#### Records in a dataset:
* START *
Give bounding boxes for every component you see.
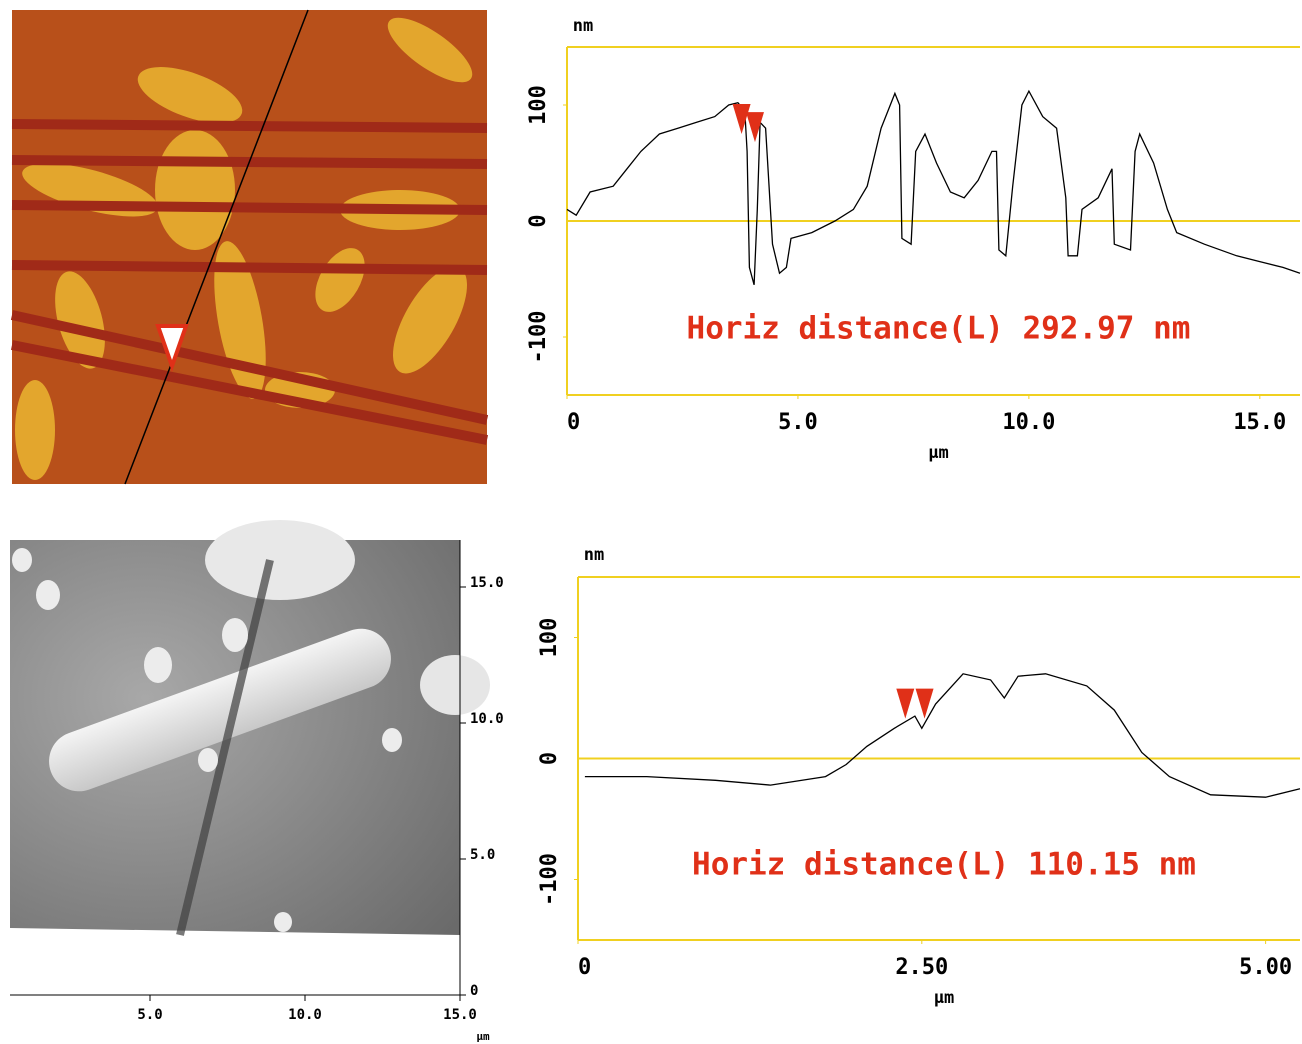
y-axis-label: nm [584,545,604,565]
afm-height-image [12,7,487,484]
y-tick-label: 100 [526,85,551,125]
x-tick-label: 0 [578,955,591,980]
x-tick-label: 5.0 [137,1007,162,1023]
y-tick-label: 0 [526,214,551,227]
afm-3d-image [10,520,490,995]
x-tick-label: 5.00 [1239,955,1292,980]
figure: -100 0 100 0 5.0 10.0 15.0 nm µm Horiz distance(L… [0,0,1302,1044]
x-tick-label: 15.0 [443,1007,477,1023]
y-tick-label: -100 [537,853,562,906]
x-tick-label: 10.0 [1002,410,1055,435]
x-tick-label: 15.0 [1233,410,1286,435]
y-tick-label: 100 [537,618,562,658]
x-tick-label: 5.0 [778,410,818,435]
x-tick-label: 0 [567,410,580,435]
y-tick-label: 15.0 [470,575,504,591]
cursor-marker [916,689,934,719]
y-tick-label: 5.0 [470,847,495,863]
cursor-marker [746,112,764,142]
profile-line [567,91,1300,285]
x-axis-label: µm [934,988,954,1008]
y-tick-label: -100 [526,311,551,364]
cursor-marker [896,689,914,719]
x-tick-label: 2.50 [895,955,948,980]
y-tick-label: 0 [470,983,478,999]
y-tick-label: 10.0 [470,711,504,727]
cursor-marker [733,104,751,134]
y-tick-label: 0 [537,752,562,765]
x-tick-label: 10.0 [288,1007,322,1023]
y-axis-label: nm [573,16,593,36]
x-axis-label: µm [476,1030,490,1043]
x-axis-label: µm [928,443,948,463]
profile-line [585,674,1300,797]
measurement-annotation: Horiz distance(L) 110.15 nm [692,847,1196,883]
measurement-annotation: Horiz distance(L) 292.97 nm [687,311,1191,347]
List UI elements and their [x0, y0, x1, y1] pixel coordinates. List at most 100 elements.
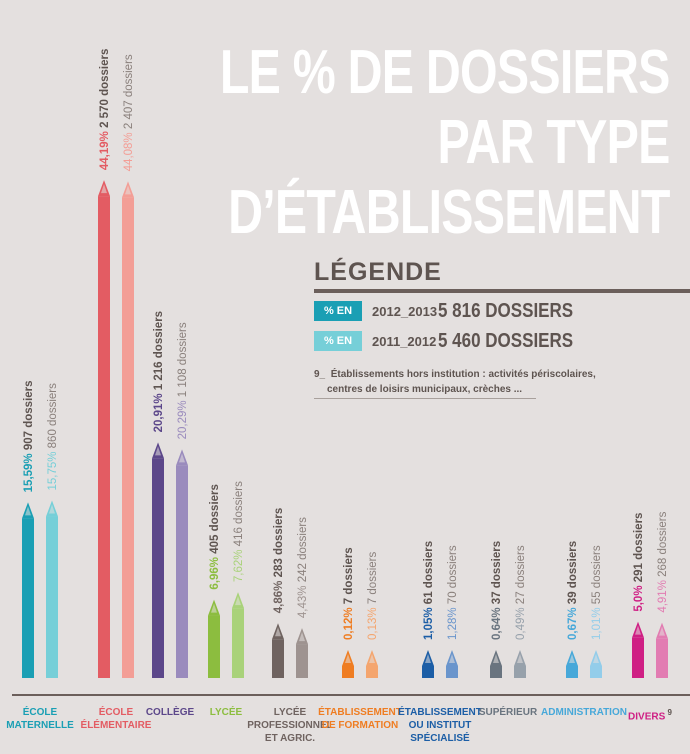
data-label: 0,12% 7 dossiers [343, 547, 355, 640]
bar-body [46, 516, 58, 678]
data-label: 1,05% 61 dossiers [423, 541, 435, 640]
legend-heading: LÉGENDE [314, 258, 442, 286]
bar-tip-highlight [49, 504, 55, 514]
category-label-line: DIVERS 9 [628, 708, 672, 723]
data-label-count: 907 dossiers [23, 380, 35, 450]
data-label-percent: 0,13% [367, 604, 379, 640]
bar-tip-highlight [125, 185, 131, 195]
bar-tip-highlight [299, 632, 305, 642]
bar-2012-9 [566, 650, 578, 678]
bar-2011-9 [590, 650, 602, 678]
data-label: 4,43% 242 dossiers [297, 517, 309, 618]
bar-2012-4 [208, 599, 220, 678]
data-label-count: 405 dossiers [209, 484, 221, 554]
category-label-line: SUPÉRIEUR [478, 707, 538, 718]
data-label-percent: 6,96% [209, 554, 221, 590]
bar-2012-1 [22, 502, 34, 678]
legend-chip: % EN [314, 331, 362, 351]
bar-2012-5 [272, 623, 284, 678]
data-label: 44,19% 2 570 dossiers [99, 49, 111, 170]
bar-body [232, 608, 244, 678]
legend-period: 2012_2013 [372, 303, 438, 319]
bar-tip-highlight [25, 506, 31, 516]
bar-tip-highlight [235, 596, 241, 606]
data-label-count: 70 dossiers [447, 545, 459, 604]
data-label-count: 39 dossiers [567, 541, 579, 604]
data-label-percent: 20,29% [177, 397, 189, 439]
category-label-line: OU INSTITUT [408, 720, 472, 731]
data-label: 0,49% 27 dossiers [515, 545, 527, 640]
bar-body [422, 666, 434, 678]
category-label-line: ET AGRIC. [264, 733, 316, 744]
bar-tip-highlight [425, 654, 431, 663]
data-label: 15,59% 907 dossiers [23, 380, 35, 492]
category-label: ADMINISTRATION [541, 706, 627, 719]
footnote-line-1: Établissements hors institution : activi… [330, 369, 596, 380]
data-label-percent: 15,75% [47, 448, 59, 490]
category-label-line: ADMINISTRATION [541, 707, 627, 718]
footnote-line-2: centres de loisirs municipaux, crèches .… [327, 384, 523, 395]
bar-body [152, 458, 164, 678]
bar-tip-highlight [517, 654, 523, 663]
bar-body [366, 666, 378, 678]
data-label-percent: 0,12% [343, 604, 355, 640]
bar-2011-7 [446, 650, 458, 678]
bar-tip-highlight [493, 654, 499, 663]
bar-2011-4 [232, 592, 244, 678]
data-label: 4,86% 283 dossiers [273, 508, 285, 614]
data-label-count: 61 dossiers [423, 541, 435, 604]
data-label: 0,13% 7 dossiers [367, 552, 379, 640]
data-label: 0,67% 39 dossiers [567, 541, 579, 640]
bar-2012-6 [342, 650, 354, 678]
bar-tip-highlight [569, 654, 575, 663]
bar-body [590, 666, 602, 678]
footnote-number: 9_ [314, 369, 326, 380]
data-label-count: 283 dossiers [273, 508, 285, 578]
bar-tip-highlight [101, 184, 107, 194]
data-label: 4,91% 268 dossiers [657, 511, 669, 612]
data-label: 20,91% 1 216 dossiers [153, 311, 165, 432]
data-label-percent: 1,01% [591, 604, 603, 640]
data-label-count: 242 dossiers [297, 517, 309, 582]
category-label: ÉCOLE MATERNELLE [6, 706, 74, 732]
data-label-count: 860 dossiers [47, 383, 59, 448]
bar-2011-10 [656, 622, 668, 678]
bar-2012-3 [152, 442, 164, 678]
bar-body [296, 644, 308, 678]
data-label: 1,01% 55 dossiers [591, 545, 603, 640]
bar-2012-10 [632, 621, 644, 678]
title-line-2: PAR TYPE [437, 108, 671, 177]
legend-chip: % EN [314, 301, 362, 321]
bar-tip-highlight [345, 654, 351, 663]
legend-count: 5 460 DOSSIERS [438, 329, 574, 352]
bar-body [446, 666, 458, 678]
category-label-line: SPÉCIALISÉ [410, 733, 470, 744]
category-label-line: ÉTABLISSEMENT [398, 707, 482, 718]
data-label: 7,62% 416 dossiers [233, 481, 245, 582]
data-label-percent: 44,08% [123, 129, 135, 171]
data-label: 5,0% 291 dossiers [633, 513, 645, 612]
data-label-percent: 15,59% [23, 450, 35, 492]
bar-tip-highlight [179, 453, 185, 463]
bar-2011-6 [366, 650, 378, 678]
bar-tip-highlight [449, 654, 455, 663]
category-label-line: ÉTABLISSEMENT [318, 707, 402, 718]
bar-2012-8 [490, 650, 502, 678]
bar-body [490, 666, 502, 678]
bar-tip-highlight [659, 626, 665, 636]
data-label-count: 416 dossiers [233, 481, 245, 546]
bar-2011-8 [514, 650, 526, 678]
bar-2011-3 [176, 449, 188, 678]
data-label-count: 27 dossiers [515, 545, 527, 604]
data-label: 6,96% 405 dossiers [209, 484, 221, 590]
data-label-count: 7 dossiers [367, 552, 379, 605]
category-label: ÉTABLISSEMENT OU INSTITUT SPÉCIALISÉ [398, 706, 482, 745]
bar-2012-2 [98, 180, 110, 678]
bar-body [176, 465, 188, 678]
data-label-percent: 4,91% [657, 577, 669, 613]
data-label-percent: 0,64% [491, 604, 503, 640]
bar-tip-highlight [275, 627, 281, 637]
x-axis-line [12, 694, 690, 696]
bar-2011-1 [46, 500, 58, 678]
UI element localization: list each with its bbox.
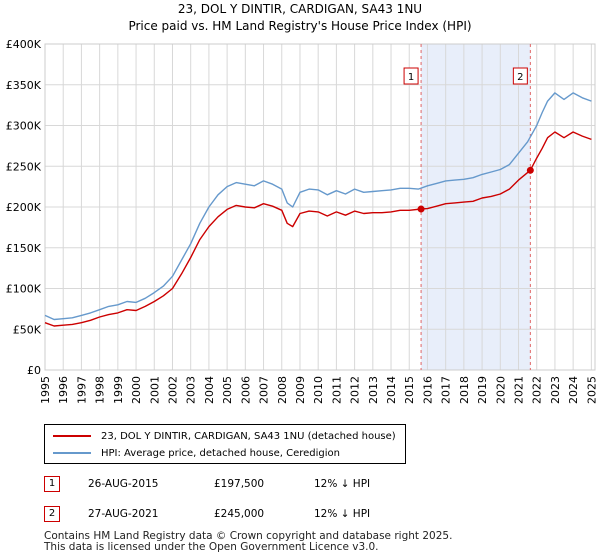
footer-licence: This data is licensed under the Open Gov… [44,541,379,553]
y-tick-label: £150K [6,242,42,255]
sale-label-text: 2 [517,72,523,83]
x-tick-label: 2022 [531,376,544,404]
x-tick-label: 2010 [312,376,325,404]
sale-price: £197,500 [214,478,265,490]
legend-label-hpi: HPI: Average price, detached house, Cere… [101,447,340,459]
x-tick-label: 2020 [494,376,507,404]
x-tick-label: 1998 [94,376,107,404]
sale-marker-badge: 1 [44,476,60,492]
legend-swatch-property [53,435,91,437]
x-tick-label: 2008 [276,376,289,404]
x-tick-label: 2002 [166,376,179,404]
x-tick-label: 2015 [403,376,416,404]
y-tick-label: £100K [6,283,42,296]
x-tick-label: 1996 [57,376,70,404]
legend-item-property: 23, DOL Y DINTIR, CARDIGAN, SA43 1NU (de… [45,428,396,444]
legend-item-hpi: HPI: Average price, detached house, Cere… [45,445,340,461]
x-tick-label: 2024 [567,376,580,404]
x-tick-label: 2023 [549,376,562,404]
x-tick-label: 2003 [185,376,198,404]
x-tick-label: 1995 [39,376,52,404]
sale-row: 2 27-AUG-2021 £245,000 12% ↓ HPI [44,506,464,524]
plot-frame [44,43,596,371]
x-tick-label: 2016 [421,376,434,404]
x-tick-label: 2009 [294,376,307,404]
x-tick-label: 2001 [148,376,161,404]
sale-point [526,166,534,174]
x-tick-label: 2014 [385,376,398,404]
sale-marker-badge: 2 [44,506,60,522]
sale-point [417,205,425,213]
x-tick-label: 1999 [112,376,125,404]
x-tick-label: 2004 [203,376,216,404]
footer: Contains HM Land Registry data © Crown c… [44,531,452,553]
x-tick-label: 2021 [513,376,526,404]
x-tick-label: 2017 [440,376,453,404]
chart-subtitle: Price paid vs. HM Land Registry's House … [128,19,472,33]
sale-date: 26-AUG-2015 [88,478,159,490]
sale-label-box [403,67,419,85]
legend: 23, DOL Y DINTIR, CARDIGAN, SA43 1NU (de… [44,424,406,464]
sale-hpi-diff: 12% ↓ HPI [314,508,371,520]
x-tick-label: 2019 [476,376,489,404]
footer-copyright: Contains HM Land Registry data © Crown c… [44,530,453,542]
chart-title: 23, DOL Y DINTIR, CARDIGAN, SA43 1NU [177,2,423,16]
sale-date: 27-AUG-2021 [88,508,159,520]
legend-label-property: 23, DOL Y DINTIR, CARDIGAN, SA43 1NU (de… [101,430,396,442]
x-tick-label: 2013 [367,376,380,404]
y-tick-label: £250K [6,160,42,173]
y-tick-label: £300K [6,120,42,133]
y-tick-label: £200K [6,201,42,214]
legend-swatch-hpi [53,452,91,454]
x-tick-label: 2000 [130,376,143,404]
y-tick-label: £0 [27,364,41,377]
sale-label-box [512,67,528,85]
x-tick-label: 2012 [349,376,362,404]
sale-price: £245,000 [214,508,265,520]
x-tick-label: 2025 [585,376,598,404]
x-tick-label: 2018 [458,376,471,404]
price-chart: £0 £50K £100K £150K £200K £250K £300K £350K £400… [6,38,599,404]
x-tick-label: 1997 [75,376,88,404]
x-tick-label: 2007 [258,376,271,404]
sale-hpi-diff: 12% ↓ HPI [314,478,371,490]
sale-row: 1 26-AUG-2015 £197,500 12% ↓ HPI [44,476,464,494]
y-tick-label: £400K [6,38,42,51]
x-tick-label: 2011 [330,376,343,404]
x-tick-label: 2005 [221,376,234,404]
property-series-line [44,131,592,327]
hpi-series-line [44,92,592,321]
y-tick-label: £350K [6,79,42,92]
x-tick-label: 2006 [239,376,252,404]
sale-label-text: 1 [408,72,414,83]
y-tick-label: £50K [13,323,42,336]
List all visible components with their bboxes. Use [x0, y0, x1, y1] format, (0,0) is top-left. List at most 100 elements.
* END *
#### Task brief:
Rewrite the records from the start through the line that contains "List UI elements", changing "bounding boxes" to "bboxes" and keeping everything else the same. Leave the pictures out.

#### Written answer:
Give bboxes for every component you see.
y-axis-label: nm [584,545,604,565]
afm-height-image [12,7,487,484]
y-tick-label: 100 [526,85,551,125]
x-tick-label: 0 [578,955,591,980]
x-tick-label: 5.0 [137,1007,162,1023]
y-tick-label: 0 [526,214,551,227]
afm-3d-image [10,520,490,995]
x-tick-label: 5.00 [1239,955,1292,980]
figure: -100 0 100 0 5.0 10.0 15.0 nm µm Horiz distance(L… [0,0,1302,1044]
x-tick-label: 15.0 [443,1007,477,1023]
y-tick-label: -100 [537,853,562,906]
x-tick-label: 10.0 [1002,410,1055,435]
x-tick-label: 15.0 [1233,410,1286,435]
y-tick-label: 100 [537,618,562,658]
x-tick-label: 5.0 [778,410,818,435]
x-tick-label: 0 [567,410,580,435]
y-tick-label: 15.0 [470,575,504,591]
cursor-marker [916,689,934,719]
y-tick-label: 5.0 [470,847,495,863]
cursor-marker [746,112,764,142]
profile-line [567,91,1300,285]
x-axis-label: µm [934,988,954,1008]
y-tick-label: -100 [526,311,551,364]
cursor-marker [896,689,914,719]
x-tick-label: 2.50 [895,955,948,980]
y-tick-label: 0 [470,983,478,999]
y-tick-label: 10.0 [470,711,504,727]
cursor-marker [733,104,751,134]
y-tick-label: 0 [537,752,562,765]
x-tick-label: 10.0 [288,1007,322,1023]
y-axis-label: nm [573,16,593,36]
x-axis-label: µm [476,1030,490,1043]
x-axis-label: µm [928,443,948,463]
profile-line [585,674,1300,797]
measurement-annotation: Horiz distance(L) 110.15 nm [692,847,1196,883]
measurement-annotation: Horiz distance(L) 292.97 nm [687,311,1191,347]
List UI elements and their [x0, y0, x1, y1] pixel coordinates. List at most 100 elements.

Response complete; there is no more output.